-- Extracted information start --

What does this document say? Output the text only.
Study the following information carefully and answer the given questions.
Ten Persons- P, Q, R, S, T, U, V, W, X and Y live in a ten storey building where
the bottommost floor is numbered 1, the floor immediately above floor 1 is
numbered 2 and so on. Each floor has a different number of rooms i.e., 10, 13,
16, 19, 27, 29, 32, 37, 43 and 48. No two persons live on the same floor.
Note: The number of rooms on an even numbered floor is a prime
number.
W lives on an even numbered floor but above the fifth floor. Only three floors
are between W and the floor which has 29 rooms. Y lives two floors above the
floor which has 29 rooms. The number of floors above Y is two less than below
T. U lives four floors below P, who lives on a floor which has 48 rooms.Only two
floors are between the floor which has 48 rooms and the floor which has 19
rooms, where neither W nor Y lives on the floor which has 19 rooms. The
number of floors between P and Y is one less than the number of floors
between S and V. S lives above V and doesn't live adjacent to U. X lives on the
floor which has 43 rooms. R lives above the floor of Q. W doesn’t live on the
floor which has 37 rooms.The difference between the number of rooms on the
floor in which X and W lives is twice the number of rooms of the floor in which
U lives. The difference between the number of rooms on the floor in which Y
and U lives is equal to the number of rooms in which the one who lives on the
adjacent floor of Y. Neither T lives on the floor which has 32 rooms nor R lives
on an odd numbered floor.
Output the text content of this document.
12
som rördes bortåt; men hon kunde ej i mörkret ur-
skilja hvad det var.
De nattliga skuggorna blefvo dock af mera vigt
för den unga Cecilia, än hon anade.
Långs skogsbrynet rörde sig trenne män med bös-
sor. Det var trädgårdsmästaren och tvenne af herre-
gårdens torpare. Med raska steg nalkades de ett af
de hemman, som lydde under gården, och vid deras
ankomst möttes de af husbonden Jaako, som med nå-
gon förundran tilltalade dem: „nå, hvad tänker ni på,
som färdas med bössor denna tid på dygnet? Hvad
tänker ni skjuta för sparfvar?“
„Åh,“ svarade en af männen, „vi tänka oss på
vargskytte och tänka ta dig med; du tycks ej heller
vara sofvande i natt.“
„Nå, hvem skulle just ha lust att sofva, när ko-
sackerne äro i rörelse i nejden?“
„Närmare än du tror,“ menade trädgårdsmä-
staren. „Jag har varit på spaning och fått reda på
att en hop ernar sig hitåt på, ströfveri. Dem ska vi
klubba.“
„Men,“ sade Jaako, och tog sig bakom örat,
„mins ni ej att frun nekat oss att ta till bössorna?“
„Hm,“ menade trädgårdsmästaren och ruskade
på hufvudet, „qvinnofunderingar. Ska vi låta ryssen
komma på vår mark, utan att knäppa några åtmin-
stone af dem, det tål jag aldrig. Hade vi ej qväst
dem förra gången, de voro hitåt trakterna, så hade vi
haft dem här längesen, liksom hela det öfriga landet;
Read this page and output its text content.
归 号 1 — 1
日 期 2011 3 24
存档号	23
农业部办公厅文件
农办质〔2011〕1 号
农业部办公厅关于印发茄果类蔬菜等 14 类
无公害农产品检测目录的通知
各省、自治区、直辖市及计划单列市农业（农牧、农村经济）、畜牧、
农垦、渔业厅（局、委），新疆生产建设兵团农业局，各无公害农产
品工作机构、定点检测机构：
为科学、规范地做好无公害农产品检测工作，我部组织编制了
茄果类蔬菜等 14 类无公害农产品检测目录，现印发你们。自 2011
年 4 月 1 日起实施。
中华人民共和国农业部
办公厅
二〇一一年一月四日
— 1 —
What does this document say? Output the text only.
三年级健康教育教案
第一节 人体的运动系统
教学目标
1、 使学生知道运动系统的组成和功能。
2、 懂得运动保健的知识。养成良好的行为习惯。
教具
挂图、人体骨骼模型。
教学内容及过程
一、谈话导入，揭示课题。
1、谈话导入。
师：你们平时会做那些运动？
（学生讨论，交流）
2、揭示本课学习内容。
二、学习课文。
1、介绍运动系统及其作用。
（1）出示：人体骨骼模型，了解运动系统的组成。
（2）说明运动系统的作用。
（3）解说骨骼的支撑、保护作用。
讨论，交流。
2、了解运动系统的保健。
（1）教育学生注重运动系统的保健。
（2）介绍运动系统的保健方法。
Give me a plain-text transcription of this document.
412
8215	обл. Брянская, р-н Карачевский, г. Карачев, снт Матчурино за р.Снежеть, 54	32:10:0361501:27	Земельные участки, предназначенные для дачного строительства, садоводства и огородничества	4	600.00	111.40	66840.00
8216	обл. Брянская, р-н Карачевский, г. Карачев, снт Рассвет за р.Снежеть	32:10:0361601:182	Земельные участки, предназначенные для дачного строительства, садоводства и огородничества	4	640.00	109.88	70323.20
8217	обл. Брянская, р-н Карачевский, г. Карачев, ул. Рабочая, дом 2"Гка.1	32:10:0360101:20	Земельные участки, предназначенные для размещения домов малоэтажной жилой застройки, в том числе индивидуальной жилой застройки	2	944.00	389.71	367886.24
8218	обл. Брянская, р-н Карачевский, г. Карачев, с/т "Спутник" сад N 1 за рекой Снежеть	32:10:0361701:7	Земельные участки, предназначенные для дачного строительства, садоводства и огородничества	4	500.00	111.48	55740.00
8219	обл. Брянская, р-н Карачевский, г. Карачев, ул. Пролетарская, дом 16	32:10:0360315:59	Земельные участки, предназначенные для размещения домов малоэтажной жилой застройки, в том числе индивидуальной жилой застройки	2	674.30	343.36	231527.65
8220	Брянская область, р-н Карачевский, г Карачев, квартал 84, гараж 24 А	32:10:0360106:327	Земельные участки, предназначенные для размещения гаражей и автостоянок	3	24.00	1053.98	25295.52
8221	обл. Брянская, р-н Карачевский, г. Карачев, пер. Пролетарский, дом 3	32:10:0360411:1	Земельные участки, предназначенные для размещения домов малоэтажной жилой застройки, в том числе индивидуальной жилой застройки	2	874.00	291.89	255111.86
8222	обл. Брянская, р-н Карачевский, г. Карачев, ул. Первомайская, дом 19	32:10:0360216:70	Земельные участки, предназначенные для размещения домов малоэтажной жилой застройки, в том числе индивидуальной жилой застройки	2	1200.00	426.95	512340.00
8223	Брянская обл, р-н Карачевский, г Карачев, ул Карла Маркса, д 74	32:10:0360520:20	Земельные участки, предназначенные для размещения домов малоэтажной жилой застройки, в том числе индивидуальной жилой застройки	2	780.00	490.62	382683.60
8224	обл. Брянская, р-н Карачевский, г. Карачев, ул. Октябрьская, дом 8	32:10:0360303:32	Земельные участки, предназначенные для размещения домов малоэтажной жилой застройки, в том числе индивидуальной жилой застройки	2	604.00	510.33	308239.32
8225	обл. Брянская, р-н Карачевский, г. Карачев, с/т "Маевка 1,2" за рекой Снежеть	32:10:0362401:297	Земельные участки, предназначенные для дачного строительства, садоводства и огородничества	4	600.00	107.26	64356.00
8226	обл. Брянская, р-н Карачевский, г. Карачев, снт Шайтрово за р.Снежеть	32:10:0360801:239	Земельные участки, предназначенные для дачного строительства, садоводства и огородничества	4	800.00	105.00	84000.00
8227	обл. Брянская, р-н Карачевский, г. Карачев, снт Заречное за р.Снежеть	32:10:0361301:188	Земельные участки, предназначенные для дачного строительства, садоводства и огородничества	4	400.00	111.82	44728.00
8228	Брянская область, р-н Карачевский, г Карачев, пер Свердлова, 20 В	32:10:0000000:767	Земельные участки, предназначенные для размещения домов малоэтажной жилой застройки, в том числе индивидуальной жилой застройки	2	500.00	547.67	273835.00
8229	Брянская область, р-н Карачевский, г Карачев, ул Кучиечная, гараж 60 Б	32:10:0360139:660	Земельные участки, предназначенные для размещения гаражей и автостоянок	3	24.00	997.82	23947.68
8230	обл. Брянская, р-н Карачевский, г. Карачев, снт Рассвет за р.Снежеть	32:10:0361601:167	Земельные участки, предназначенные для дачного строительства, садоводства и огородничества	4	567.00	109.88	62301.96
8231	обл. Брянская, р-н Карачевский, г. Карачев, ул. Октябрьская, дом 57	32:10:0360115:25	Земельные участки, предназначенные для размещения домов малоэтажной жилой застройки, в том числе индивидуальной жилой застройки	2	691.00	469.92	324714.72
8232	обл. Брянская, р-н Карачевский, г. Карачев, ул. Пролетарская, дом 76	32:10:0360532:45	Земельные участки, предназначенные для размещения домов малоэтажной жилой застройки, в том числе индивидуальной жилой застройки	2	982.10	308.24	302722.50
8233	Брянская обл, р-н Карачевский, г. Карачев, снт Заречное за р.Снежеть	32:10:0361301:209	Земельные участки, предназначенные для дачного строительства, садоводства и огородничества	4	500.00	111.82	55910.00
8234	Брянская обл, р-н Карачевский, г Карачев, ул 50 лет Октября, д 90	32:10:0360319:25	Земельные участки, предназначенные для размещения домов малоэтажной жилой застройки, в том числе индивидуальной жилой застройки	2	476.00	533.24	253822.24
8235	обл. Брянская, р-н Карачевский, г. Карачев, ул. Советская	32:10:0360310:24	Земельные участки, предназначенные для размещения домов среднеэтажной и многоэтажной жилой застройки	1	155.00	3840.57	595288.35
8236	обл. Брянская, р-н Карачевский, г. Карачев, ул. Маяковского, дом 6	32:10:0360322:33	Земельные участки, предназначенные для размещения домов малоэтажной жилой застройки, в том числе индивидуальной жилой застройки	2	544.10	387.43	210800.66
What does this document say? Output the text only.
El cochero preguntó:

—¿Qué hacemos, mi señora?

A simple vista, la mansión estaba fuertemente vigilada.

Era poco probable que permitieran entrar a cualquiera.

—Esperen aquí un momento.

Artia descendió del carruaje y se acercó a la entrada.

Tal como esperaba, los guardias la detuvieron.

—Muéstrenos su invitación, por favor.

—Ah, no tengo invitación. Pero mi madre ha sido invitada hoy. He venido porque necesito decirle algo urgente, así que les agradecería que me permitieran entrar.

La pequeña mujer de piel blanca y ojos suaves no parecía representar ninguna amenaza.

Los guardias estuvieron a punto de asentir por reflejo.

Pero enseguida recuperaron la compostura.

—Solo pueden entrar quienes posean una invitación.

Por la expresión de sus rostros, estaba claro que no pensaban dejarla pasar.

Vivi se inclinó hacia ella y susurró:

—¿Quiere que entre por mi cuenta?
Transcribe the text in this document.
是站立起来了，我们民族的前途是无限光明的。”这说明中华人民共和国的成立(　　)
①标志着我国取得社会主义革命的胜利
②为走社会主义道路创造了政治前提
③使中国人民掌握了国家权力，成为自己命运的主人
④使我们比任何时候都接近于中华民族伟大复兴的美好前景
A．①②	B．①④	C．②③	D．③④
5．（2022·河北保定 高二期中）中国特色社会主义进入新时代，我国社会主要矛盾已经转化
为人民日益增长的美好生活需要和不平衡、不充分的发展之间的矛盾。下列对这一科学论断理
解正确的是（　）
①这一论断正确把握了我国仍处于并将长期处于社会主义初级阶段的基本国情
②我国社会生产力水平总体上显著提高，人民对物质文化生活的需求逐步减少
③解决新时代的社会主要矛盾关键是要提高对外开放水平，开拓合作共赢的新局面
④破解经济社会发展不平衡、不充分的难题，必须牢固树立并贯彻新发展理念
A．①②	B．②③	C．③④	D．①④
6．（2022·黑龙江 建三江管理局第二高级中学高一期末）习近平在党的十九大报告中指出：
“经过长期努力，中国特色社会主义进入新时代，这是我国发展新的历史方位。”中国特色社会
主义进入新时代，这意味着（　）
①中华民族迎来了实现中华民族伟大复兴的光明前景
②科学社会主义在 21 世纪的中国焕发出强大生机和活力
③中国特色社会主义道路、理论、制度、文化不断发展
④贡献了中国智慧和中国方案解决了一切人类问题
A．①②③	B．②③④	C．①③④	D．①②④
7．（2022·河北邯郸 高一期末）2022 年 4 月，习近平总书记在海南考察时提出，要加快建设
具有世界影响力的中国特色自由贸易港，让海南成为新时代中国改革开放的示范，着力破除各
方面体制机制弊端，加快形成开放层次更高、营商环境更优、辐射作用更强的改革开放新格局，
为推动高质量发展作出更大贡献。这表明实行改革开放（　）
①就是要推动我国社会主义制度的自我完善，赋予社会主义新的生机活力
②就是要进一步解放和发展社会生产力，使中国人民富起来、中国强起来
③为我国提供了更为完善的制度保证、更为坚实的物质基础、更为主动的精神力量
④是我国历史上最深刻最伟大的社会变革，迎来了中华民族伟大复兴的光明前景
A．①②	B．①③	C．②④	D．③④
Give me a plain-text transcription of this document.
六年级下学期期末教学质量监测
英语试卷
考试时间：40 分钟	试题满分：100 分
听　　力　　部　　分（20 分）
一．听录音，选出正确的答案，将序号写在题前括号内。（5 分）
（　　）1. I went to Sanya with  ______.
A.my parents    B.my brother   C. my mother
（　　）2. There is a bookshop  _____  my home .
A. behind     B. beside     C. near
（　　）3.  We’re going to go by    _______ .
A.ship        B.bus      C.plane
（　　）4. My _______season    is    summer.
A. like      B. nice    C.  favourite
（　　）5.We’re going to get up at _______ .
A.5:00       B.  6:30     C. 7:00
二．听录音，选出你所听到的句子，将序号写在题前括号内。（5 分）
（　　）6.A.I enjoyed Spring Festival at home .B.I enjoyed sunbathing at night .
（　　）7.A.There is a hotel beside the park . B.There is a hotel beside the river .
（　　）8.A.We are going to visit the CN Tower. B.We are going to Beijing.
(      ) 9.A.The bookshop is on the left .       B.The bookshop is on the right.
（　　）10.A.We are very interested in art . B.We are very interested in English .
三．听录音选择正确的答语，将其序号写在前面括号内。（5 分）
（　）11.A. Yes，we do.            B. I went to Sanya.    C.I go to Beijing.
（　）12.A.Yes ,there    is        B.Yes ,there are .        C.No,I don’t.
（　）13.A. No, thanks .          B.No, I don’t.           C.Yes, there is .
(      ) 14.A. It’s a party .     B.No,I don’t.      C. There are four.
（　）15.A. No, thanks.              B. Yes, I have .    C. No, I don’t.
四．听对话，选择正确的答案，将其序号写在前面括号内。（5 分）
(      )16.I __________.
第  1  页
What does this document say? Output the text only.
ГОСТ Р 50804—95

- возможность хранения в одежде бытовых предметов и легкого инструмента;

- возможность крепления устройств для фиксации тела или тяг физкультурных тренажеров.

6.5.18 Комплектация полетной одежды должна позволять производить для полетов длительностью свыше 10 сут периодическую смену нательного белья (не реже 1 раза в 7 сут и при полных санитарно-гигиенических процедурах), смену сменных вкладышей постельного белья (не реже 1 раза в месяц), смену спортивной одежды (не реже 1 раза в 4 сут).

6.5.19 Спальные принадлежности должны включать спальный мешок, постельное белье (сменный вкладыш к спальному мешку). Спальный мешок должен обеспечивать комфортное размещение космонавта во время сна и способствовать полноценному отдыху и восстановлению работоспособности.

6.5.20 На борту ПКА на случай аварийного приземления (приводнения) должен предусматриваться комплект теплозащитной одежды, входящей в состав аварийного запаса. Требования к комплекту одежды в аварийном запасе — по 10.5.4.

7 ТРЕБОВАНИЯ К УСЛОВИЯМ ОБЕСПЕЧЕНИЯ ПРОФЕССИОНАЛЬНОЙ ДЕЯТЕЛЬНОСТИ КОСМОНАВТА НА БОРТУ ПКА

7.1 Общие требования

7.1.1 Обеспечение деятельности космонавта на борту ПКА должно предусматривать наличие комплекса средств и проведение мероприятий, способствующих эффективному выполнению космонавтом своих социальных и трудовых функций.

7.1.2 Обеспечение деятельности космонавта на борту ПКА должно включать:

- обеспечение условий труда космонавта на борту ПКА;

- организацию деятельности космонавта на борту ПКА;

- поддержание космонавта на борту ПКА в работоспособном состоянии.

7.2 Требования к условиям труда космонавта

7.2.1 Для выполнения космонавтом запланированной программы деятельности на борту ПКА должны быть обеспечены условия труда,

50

-- Extracted information end --

> _Required task_
Identify which lines contain the word "where" and copy each one.

> _Finished task_
Ten Persons- P, Q, R, S, T, U, V, W, X and Y live in a ten storey building where
rooms, where neither W nor Y lives on the floor which has 19 rooms. The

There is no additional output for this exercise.